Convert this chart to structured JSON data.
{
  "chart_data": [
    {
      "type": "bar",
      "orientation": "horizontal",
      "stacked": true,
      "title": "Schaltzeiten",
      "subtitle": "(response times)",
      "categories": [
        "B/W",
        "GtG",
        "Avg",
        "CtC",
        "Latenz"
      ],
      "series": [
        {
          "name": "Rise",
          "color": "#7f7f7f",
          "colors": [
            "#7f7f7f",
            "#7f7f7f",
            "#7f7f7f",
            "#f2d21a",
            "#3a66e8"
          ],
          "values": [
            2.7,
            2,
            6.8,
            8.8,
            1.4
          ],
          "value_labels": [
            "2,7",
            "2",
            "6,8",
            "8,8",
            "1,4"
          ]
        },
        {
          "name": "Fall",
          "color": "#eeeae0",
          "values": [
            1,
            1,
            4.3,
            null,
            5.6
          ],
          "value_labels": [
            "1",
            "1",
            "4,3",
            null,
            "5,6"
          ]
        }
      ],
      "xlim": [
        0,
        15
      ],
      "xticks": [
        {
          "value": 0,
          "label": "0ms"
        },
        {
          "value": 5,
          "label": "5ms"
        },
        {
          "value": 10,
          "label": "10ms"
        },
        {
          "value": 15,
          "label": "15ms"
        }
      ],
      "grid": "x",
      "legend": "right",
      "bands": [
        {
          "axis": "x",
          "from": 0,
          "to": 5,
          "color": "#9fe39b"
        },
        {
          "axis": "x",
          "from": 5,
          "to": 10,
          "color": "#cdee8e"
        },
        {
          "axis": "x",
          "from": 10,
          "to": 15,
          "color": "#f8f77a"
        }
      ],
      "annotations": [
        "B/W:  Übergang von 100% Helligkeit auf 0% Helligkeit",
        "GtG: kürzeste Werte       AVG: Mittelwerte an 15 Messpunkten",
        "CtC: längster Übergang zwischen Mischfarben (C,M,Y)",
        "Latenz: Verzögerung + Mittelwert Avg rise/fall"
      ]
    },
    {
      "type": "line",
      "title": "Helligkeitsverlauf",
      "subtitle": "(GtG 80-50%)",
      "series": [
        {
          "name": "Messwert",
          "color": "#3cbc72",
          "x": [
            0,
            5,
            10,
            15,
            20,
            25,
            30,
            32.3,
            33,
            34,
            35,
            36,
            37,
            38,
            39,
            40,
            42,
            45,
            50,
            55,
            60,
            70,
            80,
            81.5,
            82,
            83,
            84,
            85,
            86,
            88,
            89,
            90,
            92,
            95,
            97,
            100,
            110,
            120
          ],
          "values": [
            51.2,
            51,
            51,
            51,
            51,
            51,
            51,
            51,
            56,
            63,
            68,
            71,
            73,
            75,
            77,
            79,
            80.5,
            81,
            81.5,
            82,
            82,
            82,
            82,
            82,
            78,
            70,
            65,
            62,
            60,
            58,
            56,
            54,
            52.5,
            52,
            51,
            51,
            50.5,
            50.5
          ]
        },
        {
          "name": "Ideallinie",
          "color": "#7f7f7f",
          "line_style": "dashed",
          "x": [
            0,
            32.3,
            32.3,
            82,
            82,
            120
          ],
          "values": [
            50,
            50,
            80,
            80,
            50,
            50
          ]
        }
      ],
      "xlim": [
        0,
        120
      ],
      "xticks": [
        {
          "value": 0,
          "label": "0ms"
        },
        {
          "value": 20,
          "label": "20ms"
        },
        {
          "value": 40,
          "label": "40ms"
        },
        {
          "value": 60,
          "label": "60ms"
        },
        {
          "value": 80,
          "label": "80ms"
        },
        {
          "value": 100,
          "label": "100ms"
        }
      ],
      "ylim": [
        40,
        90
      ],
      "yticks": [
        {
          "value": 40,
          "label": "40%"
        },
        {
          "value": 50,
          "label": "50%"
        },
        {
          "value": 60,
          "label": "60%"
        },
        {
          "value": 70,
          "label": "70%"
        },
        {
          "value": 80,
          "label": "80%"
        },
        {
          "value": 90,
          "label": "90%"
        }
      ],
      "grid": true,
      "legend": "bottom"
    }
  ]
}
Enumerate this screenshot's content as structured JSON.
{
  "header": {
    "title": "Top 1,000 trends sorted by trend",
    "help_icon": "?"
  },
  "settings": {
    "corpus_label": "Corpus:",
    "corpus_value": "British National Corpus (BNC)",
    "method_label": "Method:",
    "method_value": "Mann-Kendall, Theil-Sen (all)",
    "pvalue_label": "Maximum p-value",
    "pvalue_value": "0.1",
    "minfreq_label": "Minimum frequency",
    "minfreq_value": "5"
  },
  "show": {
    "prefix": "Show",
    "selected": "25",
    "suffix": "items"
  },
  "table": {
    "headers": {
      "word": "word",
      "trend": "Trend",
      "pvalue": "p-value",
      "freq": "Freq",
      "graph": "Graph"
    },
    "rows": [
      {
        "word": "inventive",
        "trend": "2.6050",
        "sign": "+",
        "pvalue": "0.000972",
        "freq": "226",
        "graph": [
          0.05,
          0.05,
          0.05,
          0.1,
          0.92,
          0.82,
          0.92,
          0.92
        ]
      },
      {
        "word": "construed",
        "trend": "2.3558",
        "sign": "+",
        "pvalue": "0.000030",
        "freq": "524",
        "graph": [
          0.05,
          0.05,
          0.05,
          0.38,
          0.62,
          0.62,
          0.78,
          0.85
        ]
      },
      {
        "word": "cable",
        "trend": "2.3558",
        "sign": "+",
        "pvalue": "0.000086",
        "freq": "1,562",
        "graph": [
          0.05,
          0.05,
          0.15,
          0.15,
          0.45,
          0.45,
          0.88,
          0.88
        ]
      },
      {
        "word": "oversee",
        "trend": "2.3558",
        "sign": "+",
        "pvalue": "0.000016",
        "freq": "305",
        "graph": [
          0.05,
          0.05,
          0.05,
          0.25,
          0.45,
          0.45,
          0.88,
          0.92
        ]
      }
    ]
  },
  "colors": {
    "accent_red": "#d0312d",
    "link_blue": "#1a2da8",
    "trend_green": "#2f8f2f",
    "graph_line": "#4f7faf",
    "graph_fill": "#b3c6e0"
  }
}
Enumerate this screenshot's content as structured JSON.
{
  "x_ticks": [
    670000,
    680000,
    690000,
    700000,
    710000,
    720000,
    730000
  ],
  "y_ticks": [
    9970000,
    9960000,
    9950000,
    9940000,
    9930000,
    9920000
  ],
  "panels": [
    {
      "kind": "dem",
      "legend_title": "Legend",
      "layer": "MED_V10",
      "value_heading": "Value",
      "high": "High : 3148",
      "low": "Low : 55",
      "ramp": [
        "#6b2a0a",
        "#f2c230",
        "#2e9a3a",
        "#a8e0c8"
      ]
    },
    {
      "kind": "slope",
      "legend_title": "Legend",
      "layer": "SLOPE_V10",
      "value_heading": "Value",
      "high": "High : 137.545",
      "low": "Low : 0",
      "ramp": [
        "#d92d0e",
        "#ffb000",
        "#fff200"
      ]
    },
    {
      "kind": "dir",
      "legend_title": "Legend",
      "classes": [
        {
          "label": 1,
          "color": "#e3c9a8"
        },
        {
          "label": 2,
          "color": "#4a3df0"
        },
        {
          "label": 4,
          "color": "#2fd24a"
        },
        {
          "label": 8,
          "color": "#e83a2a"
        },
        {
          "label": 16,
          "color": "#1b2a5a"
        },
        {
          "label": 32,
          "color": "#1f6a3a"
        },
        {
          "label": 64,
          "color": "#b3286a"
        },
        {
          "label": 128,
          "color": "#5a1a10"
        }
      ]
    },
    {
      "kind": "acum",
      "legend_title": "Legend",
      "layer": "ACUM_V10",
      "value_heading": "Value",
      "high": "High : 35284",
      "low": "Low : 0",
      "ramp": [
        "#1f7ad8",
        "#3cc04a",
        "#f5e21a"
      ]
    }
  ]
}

______

YOUR INSTRUCTIONS: Pull out each line of the entries that contains "Übergang".

RESPONSE TO THE TASK:
        "B/W:  Übergang von 100% Helligkeit auf 0% Helligkeit",
        "CtC: längster Übergang zwischen Mischfarben (C,M,Y)",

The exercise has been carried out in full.